**Problem to work on**:
Output every line of the material below verbatim, with no changes.

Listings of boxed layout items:
>> begin
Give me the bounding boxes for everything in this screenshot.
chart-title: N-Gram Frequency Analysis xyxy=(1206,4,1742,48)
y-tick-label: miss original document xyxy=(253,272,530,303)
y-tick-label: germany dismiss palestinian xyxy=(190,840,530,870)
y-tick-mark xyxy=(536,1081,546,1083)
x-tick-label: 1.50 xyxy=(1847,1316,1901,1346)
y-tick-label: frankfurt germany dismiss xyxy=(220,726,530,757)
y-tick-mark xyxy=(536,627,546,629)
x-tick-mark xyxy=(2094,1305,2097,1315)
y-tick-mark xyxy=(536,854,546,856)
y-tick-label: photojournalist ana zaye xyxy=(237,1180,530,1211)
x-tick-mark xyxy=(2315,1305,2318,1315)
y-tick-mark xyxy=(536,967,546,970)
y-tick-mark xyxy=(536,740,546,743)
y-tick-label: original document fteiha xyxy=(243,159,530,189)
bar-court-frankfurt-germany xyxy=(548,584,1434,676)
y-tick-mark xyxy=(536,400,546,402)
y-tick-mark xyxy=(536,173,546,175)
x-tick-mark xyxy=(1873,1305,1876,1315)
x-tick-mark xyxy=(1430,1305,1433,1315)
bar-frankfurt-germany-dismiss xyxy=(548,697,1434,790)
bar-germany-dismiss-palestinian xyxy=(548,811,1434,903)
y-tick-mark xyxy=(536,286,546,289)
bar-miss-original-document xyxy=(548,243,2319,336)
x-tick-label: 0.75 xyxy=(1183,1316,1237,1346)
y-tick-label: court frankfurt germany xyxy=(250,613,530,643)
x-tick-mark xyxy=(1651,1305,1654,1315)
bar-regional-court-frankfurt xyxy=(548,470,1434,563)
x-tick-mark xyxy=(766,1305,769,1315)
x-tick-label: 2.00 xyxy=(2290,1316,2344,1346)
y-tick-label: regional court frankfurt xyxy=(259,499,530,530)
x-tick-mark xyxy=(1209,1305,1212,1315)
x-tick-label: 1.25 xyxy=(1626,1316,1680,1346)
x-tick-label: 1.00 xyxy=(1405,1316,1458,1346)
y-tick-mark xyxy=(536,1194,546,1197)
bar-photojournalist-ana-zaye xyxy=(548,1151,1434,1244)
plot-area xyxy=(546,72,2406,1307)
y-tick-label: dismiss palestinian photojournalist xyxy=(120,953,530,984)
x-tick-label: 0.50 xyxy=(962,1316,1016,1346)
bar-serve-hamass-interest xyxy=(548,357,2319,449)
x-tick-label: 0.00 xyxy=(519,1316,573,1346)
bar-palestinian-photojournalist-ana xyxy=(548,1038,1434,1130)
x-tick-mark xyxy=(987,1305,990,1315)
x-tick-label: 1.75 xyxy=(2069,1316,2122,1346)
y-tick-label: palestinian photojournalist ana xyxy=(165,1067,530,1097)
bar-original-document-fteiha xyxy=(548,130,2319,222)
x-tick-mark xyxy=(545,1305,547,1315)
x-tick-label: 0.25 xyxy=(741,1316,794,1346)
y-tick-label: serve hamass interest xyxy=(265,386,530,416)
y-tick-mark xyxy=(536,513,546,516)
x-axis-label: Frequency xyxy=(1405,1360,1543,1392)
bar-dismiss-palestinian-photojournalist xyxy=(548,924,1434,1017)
>> end
**Answer to this exercise**:
Give me the bounding boxes for everything in this screenshot.
chart-title: N-Gram Frequency Analysis xyxy=(1206,4,1742,48)
y-tick-label: miss original document xyxy=(253,272,530,303)
y-tick-label: germany dismiss palestinian xyxy=(190,840,530,870)
y-tick-mark xyxy=(536,1081,546,1083)
x-tick-label: 1.50 xyxy=(1847,1316,1901,1346)
y-tick-label: frankfurt germany dismiss xyxy=(220,726,530,757)
y-tick-mark xyxy=(536,627,546,629)
x-tick-mark xyxy=(2094,1305,2097,1315)
y-tick-mark xyxy=(536,854,546,856)
y-tick-label: photojournalist ana zaye xyxy=(237,1180,530,1211)
x-tick-mark xyxy=(2315,1305,2318,1315)
y-tick-mark xyxy=(536,967,546,970)
y-tick-mark xyxy=(536,740,546,743)
y-tick-label: original document fteiha xyxy=(243,159,530,189)
bar-court-frankfurt-germany xyxy=(548,584,1434,676)
y-tick-mark xyxy=(536,400,546,402)
y-tick-mark xyxy=(536,173,546,175)
x-tick-mark xyxy=(1873,1305,1876,1315)
x-tick-mark xyxy=(1430,1305,1433,1315)
bar-frankfurt-germany-dismiss xyxy=(548,697,1434,790)
bar-germany-dismiss-palestinian xyxy=(548,811,1434,903)
y-tick-mark xyxy=(536,286,546,289)
bar-miss-original-document xyxy=(548,243,2319,336)
x-tick-label: 0.75 xyxy=(1183,1316,1237,1346)
y-tick-label: court frankfurt germany xyxy=(250,613,530,643)
x-tick-mark xyxy=(1651,1305,1654,1315)
bar-regional-court-frankfurt xyxy=(548,470,1434,563)
x-tick-mark xyxy=(766,1305,769,1315)
x-tick-label: 2.00 xyxy=(2290,1316,2344,1346)
y-tick-label: regional court frankfurt xyxy=(259,499,530,530)
x-tick-mark xyxy=(1209,1305,1212,1315)
x-tick-label: 1.25 xyxy=(1626,1316,1680,1346)
x-tick-label: 1.00 xyxy=(1405,1316,1458,1346)
y-tick-mark xyxy=(536,1194,546,1197)
bar-photojournalist-ana-zaye xyxy=(548,1151,1434,1244)
plot-area xyxy=(546,72,2406,1307)
y-tick-label: dismiss palestinian photojournalist xyxy=(120,953,530,984)
x-tick-label: 0.50 xyxy=(962,1316,1016,1346)
bar-serve-hamass-interest xyxy=(548,357,2319,449)
x-tick-label: 0.00 xyxy=(519,1316,573,1346)
bar-palestinian-photojournalist-ana xyxy=(548,1038,1434,1130)
x-tick-mark xyxy=(987,1305,990,1315)
x-tick-label: 1.75 xyxy=(2069,1316,2122,1346)
y-tick-label: palestinian photojournalist ana xyxy=(165,1067,530,1097)
bar-original-document-fteiha xyxy=(548,130,2319,222)
x-tick-mark xyxy=(545,1305,547,1315)
x-tick-label: 0.25 xyxy=(741,1316,794,1346)
y-tick-label: serve hamass interest xyxy=(265,386,530,416)
y-tick-mark xyxy=(536,513,546,516)
x-axis-label: Frequency xyxy=(1405,1360,1543,1392)
bar-dismiss-palestinian-photojournalist xyxy=(548,924,1434,1017)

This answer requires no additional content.